■ Supplied records ■
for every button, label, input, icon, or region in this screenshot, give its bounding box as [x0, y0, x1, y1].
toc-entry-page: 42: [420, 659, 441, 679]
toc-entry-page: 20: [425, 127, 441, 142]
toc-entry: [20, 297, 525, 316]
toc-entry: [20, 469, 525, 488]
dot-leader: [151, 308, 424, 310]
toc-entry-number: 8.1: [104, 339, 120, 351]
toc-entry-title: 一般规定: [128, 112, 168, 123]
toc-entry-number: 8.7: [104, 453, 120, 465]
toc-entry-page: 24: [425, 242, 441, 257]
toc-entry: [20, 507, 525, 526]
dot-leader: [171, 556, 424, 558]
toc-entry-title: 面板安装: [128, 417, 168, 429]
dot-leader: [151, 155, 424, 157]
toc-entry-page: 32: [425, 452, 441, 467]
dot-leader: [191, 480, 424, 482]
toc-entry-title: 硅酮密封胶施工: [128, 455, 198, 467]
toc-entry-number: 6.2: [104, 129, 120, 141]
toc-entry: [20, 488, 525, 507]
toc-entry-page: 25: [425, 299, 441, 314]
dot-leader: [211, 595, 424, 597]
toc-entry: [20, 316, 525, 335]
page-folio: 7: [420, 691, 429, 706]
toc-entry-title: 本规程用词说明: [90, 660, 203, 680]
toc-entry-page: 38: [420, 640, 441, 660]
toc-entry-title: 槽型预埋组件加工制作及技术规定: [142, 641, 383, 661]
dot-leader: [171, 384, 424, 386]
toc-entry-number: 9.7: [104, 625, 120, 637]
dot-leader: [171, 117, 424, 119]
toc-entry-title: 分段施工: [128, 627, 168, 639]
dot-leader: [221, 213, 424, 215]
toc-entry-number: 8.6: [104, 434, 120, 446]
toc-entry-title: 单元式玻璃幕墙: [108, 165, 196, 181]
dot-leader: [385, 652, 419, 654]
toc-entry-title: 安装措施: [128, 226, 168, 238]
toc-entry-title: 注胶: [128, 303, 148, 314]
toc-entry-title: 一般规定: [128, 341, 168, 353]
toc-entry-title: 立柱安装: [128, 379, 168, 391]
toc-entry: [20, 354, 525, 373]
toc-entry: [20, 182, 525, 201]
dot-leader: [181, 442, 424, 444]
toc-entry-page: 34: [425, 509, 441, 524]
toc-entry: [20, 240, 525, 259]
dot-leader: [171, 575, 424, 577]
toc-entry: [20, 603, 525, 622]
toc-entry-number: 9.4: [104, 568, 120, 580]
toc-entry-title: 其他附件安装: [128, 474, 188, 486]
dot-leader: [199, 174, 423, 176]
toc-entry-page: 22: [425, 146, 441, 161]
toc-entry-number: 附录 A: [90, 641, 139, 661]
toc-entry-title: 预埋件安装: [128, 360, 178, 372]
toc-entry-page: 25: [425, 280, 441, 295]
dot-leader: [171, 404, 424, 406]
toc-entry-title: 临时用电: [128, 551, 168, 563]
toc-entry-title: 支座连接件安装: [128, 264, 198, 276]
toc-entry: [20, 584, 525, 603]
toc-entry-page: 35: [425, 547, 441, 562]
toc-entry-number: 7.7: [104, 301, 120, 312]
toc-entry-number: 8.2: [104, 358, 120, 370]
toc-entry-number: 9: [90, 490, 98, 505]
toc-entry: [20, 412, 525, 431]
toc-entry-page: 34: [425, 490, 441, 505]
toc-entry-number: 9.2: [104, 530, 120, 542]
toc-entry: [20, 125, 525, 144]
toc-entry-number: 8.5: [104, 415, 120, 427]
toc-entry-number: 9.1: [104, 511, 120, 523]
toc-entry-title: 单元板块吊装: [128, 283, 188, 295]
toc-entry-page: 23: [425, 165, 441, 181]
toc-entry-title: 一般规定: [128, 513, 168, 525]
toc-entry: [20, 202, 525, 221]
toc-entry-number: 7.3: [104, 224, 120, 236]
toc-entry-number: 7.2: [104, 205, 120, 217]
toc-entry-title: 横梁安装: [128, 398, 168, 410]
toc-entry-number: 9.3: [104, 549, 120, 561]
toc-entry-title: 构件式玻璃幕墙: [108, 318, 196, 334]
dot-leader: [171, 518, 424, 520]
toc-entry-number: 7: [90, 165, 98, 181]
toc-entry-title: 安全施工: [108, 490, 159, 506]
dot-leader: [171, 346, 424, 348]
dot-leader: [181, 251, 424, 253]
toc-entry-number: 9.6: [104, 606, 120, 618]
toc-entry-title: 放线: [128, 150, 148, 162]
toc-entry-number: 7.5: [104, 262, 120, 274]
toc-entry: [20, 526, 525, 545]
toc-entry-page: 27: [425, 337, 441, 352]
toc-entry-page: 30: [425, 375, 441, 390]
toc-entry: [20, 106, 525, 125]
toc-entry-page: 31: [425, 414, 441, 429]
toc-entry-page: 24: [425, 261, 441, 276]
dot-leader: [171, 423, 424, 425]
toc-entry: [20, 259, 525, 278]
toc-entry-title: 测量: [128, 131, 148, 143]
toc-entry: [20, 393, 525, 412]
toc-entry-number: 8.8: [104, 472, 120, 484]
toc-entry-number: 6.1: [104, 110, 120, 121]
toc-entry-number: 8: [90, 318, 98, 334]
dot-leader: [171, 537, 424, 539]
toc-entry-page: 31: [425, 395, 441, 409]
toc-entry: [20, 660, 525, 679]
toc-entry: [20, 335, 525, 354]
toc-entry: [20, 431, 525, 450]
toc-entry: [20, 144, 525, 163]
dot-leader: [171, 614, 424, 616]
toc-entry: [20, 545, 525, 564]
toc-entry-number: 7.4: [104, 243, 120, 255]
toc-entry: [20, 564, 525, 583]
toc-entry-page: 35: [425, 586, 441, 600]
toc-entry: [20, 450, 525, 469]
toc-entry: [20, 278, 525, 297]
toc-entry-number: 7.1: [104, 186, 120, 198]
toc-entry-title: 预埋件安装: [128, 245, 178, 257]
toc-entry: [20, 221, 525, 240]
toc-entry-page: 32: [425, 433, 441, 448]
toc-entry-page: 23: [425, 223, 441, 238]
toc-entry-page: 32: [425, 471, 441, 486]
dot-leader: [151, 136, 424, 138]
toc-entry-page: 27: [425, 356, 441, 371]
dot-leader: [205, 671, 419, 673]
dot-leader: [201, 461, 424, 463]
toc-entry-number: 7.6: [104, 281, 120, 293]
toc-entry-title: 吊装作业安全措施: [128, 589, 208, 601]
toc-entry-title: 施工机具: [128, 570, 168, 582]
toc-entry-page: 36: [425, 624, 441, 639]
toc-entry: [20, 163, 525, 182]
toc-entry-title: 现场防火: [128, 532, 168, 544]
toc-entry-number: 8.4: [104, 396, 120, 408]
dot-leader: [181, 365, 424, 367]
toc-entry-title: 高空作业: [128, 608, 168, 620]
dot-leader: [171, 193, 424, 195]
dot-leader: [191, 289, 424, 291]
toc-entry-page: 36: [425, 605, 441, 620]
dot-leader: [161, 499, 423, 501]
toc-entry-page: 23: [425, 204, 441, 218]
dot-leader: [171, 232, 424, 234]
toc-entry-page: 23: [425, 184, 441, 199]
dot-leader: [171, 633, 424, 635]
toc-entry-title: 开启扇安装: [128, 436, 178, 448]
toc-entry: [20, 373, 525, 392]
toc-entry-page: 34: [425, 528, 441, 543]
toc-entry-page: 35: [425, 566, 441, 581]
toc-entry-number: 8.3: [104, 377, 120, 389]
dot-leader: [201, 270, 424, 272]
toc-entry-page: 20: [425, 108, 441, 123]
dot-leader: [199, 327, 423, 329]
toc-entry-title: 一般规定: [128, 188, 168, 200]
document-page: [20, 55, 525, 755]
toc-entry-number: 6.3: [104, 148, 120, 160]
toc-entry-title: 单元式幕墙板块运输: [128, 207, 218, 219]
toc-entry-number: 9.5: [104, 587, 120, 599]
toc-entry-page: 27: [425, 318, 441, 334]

■ Work instructions ■
Convert the data, from its first line through the line containing "toc-entry-title: 临时用电: [128, 551, 168, 563]" (both included), into a JSON list of strings with one string per line and no blank lines.

■ The solution ■
[
  "for every button, label, input, icon, or region in this screenshot, give its bounding box as [x0, y0, x1, y1].",
  "toc-entry-page: 42: [420, 659, 441, 679]",
  "toc-entry-page: 20: [425, 127, 441, 142]",
  "toc-entry: [20, 297, 525, 316]",
  "toc-entry: [20, 469, 525, 488]",
  "dot-leader: [151, 308, 424, 310]",
  "toc-entry-number: 8.1: [104, 339, 120, 351]",
  "toc-entry-title: 一般规定: [128, 112, 168, 123]",
  "toc-entry-number: 8.7: [104, 453, 120, 465]",
  "toc-entry-page: 24: [425, 242, 441, 257]",
  "toc-entry: [20, 507, 525, 526]",
  "dot-leader: [171, 556, 424, 558]",
  "toc-entry-title: 面板安装: [128, 417, 168, 429]",
  "dot-leader: [151, 155, 424, 157]",
  "toc-entry-page: 32: [425, 452, 441, 467]",
  "dot-leader: [191, 480, 424, 482]",
  "toc-entry-title: 硅酮密封胶施工: [128, 455, 198, 467]",
  "toc-entry-number: 6.2: [104, 129, 120, 141]",
  "toc-entry: [20, 488, 525, 507]",
  "toc-entry-page: 25: [425, 299, 441, 314]",
  "dot-leader: [211, 595, 424, 597]",
  "toc-entry: [20, 316, 525, 335]",
  "page-folio: 7: [420, 691, 429, 706]",
  "toc-entry-title: 本规程用词说明: [90, 660, 203, 680]",
  "toc-entry-page: 38: [420, 640, 441, 660]",
  "toc-entry-title: 槽型预埋组件加工制作及技术规定: [142, 641, 383, 661]",
  "dot-leader: [171, 384, 424, 386]",
  "toc-entry-number: 9.7: [104, 625, 120, 637]",
  "dot-leader: [171, 117, 424, 119]",
  "toc-entry-title: 分段施工: [128, 627, 168, 639]",
  "dot-leader: [221, 213, 424, 215]",
  "toc-entry-number: 8.6: [104, 434, 120, 446]",
  "toc-entry-title: 单元式玻璃幕墙: [108, 165, 196, 181]",
  "dot-leader: [385, 652, 419, 654]",
  "toc-entry-title: 安装措施: [128, 226, 168, 238]",
  "toc-entry-title: 注胶: [128, 303, 148, 314]",
  "toc-entry-title: 一般规定: [128, 341, 168, 353]",
  "toc-entry-title: 立柱安装: [128, 379, 168, 391]",
  "toc-entry: [20, 354, 525, 373]",
  "toc-entry: [20, 182, 525, 201]",
  "dot-leader: [181, 442, 424, 444]",
  "toc-entry-page: 34: [425, 509, 441, 524]",
  "toc-entry: [20, 240, 525, 259]",
  "dot-leader: [171, 575, 424, 577]",
  "toc-entry: [20, 603, 525, 622]",
  "toc-entry-number: 9.4: [104, 568, 120, 580]",
  "toc-entry-title: 其他附件安装: [128, 474, 188, 486]",
  "dot-leader: [199, 174, 423, 176]",
  "toc-entry-page: 22: [425, 146, 441, 161]",
  "toc-entry-number: 附录 A: [90, 641, 139, 661]",
  "toc-entry-title: 预埋件安装: [128, 360, 178, 372]",
  "toc-entry-page: 25: [425, 280, 441, 295]",
  "dot-leader: [171, 404, 424, 406]",
  "toc-entry-title: 临时用电: [128, 551, 168, 563]"
]